— What you will do —
The records are to be restated in their entirety, word for word.

— Data rows —
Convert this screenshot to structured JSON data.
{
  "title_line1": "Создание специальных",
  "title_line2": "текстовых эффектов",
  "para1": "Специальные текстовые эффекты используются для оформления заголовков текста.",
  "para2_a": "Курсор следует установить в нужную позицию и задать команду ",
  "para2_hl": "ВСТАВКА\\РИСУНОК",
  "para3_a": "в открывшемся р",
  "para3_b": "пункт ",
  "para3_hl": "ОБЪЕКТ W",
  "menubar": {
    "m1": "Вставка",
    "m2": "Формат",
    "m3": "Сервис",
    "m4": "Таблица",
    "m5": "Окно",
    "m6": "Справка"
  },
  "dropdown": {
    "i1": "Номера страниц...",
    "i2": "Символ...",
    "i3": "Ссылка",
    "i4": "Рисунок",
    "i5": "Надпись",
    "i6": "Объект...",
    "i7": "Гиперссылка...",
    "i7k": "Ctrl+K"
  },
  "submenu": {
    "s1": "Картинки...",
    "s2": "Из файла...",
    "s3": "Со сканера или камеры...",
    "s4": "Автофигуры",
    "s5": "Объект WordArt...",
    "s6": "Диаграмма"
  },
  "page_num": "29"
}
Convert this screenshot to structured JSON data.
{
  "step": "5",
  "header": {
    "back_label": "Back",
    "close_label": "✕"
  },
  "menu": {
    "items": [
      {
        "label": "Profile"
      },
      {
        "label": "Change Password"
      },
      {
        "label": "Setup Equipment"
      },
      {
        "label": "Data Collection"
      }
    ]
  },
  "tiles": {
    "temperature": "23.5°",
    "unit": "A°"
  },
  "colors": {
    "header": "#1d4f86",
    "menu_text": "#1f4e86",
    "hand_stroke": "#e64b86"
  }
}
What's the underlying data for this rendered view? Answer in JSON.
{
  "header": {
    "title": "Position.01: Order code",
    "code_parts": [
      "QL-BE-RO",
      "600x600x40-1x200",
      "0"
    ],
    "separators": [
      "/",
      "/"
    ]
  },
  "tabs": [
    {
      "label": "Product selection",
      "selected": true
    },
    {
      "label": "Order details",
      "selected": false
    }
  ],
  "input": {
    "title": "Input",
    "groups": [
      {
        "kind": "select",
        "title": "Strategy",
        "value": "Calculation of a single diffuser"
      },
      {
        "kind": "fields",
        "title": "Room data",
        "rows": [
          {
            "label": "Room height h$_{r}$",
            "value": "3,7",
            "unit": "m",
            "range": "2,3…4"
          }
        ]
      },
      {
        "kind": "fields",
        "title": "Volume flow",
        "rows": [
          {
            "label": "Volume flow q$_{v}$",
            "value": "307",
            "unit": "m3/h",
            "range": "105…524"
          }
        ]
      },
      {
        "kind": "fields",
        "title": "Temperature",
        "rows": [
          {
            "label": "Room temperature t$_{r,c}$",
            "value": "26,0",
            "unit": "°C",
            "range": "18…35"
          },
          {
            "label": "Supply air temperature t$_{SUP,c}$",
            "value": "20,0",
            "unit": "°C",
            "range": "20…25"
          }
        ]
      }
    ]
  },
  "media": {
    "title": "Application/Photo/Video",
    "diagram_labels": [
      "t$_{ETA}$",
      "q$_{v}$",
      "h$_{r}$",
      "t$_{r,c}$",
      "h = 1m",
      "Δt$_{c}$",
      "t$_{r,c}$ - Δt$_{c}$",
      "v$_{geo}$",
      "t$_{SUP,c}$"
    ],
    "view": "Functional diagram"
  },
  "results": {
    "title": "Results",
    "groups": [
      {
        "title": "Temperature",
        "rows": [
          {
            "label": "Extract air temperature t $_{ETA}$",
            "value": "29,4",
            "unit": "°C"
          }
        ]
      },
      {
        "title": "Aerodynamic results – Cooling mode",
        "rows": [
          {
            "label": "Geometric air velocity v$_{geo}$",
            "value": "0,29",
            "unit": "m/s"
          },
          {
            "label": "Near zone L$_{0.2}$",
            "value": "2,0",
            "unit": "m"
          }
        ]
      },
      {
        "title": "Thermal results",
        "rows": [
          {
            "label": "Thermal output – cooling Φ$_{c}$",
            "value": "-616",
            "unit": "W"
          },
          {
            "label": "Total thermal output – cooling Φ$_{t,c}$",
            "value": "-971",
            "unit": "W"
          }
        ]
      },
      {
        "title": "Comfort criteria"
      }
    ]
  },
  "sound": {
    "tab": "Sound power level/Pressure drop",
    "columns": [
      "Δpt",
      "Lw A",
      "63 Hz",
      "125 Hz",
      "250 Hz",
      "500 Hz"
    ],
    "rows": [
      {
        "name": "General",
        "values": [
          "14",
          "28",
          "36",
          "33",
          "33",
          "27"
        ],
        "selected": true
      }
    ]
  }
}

— Output —
Convert this screenshot to structured JSON data.
{
  "title_line1": "Создание специальных",
  "title_line2": "текстовых эффектов",
  "para1": "Специальные текстовые эффекты используются для оформления заголовков текста.",
  "para2_a": "Курсор следует установить в нужную позицию и задать команду ",
  "para2_hl": "ВСТАВКА\\РИСУНОК",
  "para3_a": "в открывшемся р",
  "para3_b": "пункт ",
  "para3_hl": "ОБЪЕКТ W",
  "menubar": {
    "m1": "Вставка",
    "m2": "Формат",
    "m3": "Сервис",
    "m4": "Таблица",
    "m5": "Окно",
    "m6": "Справка"
  },
  "dropdown": {
    "i1": "Номера страниц...",
    "i2": "Символ...",
    "i3": "Ссылка",
    "i4": "Рисунок",
    "i5": "Надпись",
    "i6": "Объект...",
    "i7": "Гиперссылка...",
    "i7k": "Ctrl+K"
  },
  "submenu": {
    "s1": "Картинки...",
    "s2": "Из файла...",
    "s3": "Со сканера или камеры...",
    "s4": "Автофигуры",
    "s5": "Объект WordArt...",
    "s6": "Диаграмма"
  },
  "page_num": "29"
}
Convert this screenshot to structured JSON data.
{
  "step": "5",
  "header": {
    "back_label": "Back",
    "close_label": "✕"
  },
  "menu": {
    "items": [
      {
        "label": "Profile"
      },
      {
        "label": "Change Password"
      },
      {
        "label": "Setup Equipment"
      },
      {
        "label": "Data Collection"
      }
    ]
  },
  "tiles": {
    "temperature": "23.5°",
    "unit": "A°"
  },
  "colors": {
    "header": "#1d4f86",
    "menu_text": "#1f4e86",
    "hand_stroke": "#e64b86"
  }
}
What's the underlying data for this rendered view? Answer in JSON.
{
  "header": {
    "title": "Position.01: Order code",
    "code_parts": [
      "QL-BE-RO",
      "600x600x40-1x200",
      "0"
    ],
    "separators": [
      "/",
      "/"
    ]
  },
  "tabs": [
    {
      "label": "Product selection",
      "selected": true
    },
    {
      "label": "Order details",
      "selected": false
    }
  ],
  "input": {
    "title": "Input",
    "groups": [
      {
        "kind": "select",
        "title": "Strategy",
        "value": "Calculation of a single diffuser"
      },
      {
        "kind": "fields",
        "title": "Room data",
        "rows": [
          {
            "label": "Room height h$_{r}$",
            "value": "3,7",
            "unit": "m",
            "range": "2,3…4"
          }
        ]
      },
      {
        "kind": "fields",
        "title": "Volume flow",
        "rows": [
          {
            "label": "Volume flow q$_{v}$",
            "value": "307",
            "unit": "m3/h",
            "range": "105…524"
          }
        ]
      },
      {
        "kind": "fields",
        "title": "Temperature",
        "rows": [
          {
            "label": "Room temperature t$_{r,c}$",
            "value": "26,0",
            "unit": "°C",
            "range": "18…35"
          },
          {
            "label": "Supply air temperature t$_{SUP,c}$",
            "value": "20,0",
            "unit": "°C",
            "range": "20…25"
          }
        ]
      }
    ]
  },
  "media": {
    "title": "Application/Photo/Video",
    "diagram_labels": [
      "t$_{ETA}$",
      "q$_{v}$",
      "h$_{r}$",
      "t$_{r,c}$",
      "h = 1m",
      "Δt$_{c}$",
      "t$_{r,c}$ - Δt$_{c}$",
      "v$_{geo}$",
      "t$_{SUP,c}$"
    ],
    "view": "Functional diagram"
  },
  "results": {
    "title": "Results",
    "groups": [
      {
        "title": "Temperature",
        "rows": [
          {
            "label": "Extract air temperature t $_{ETA}$",
            "value": "29,4",
            "unit": "°C"
          }
        ]
      },
      {
        "title": "Aerodynamic results – Cooling mode",
        "rows": [
          {
            "label": "Geometric air velocity v$_{geo}$",
            "value": "0,29",
            "unit": "m/s"
          },
          {
            "label": "Near zone L$_{0.2}$",
            "value": "2,0",
            "unit": "m"
          }
        ]
      },
      {
        "title": "Thermal results",
        "rows": [
          {
            "label": "Thermal output – cooling Φ$_{c}$",
            "value": "-616",
            "unit": "W"
          },
          {
            "label": "Total thermal output – cooling Φ$_{t,c}$",
            "value": "-971",
            "unit": "W"
          }
        ]
      },
      {
        "title": "Comfort criteria"
      }
    ]
  },
  "sound": {
    "tab": "Sound power level/Pressure drop",
    "columns": [
      "Δpt",
      "Lw A",
      "63 Hz",
      "125 Hz",
      "250 Hz",
      "500 Hz"
    ],
    "rows": [
      {
        "name": "General",
        "values": [
          "14",
          "28",
          "36",
          "33",
          "33",
          "27"
        ],
        "selected": true
      }
    ]
  }
}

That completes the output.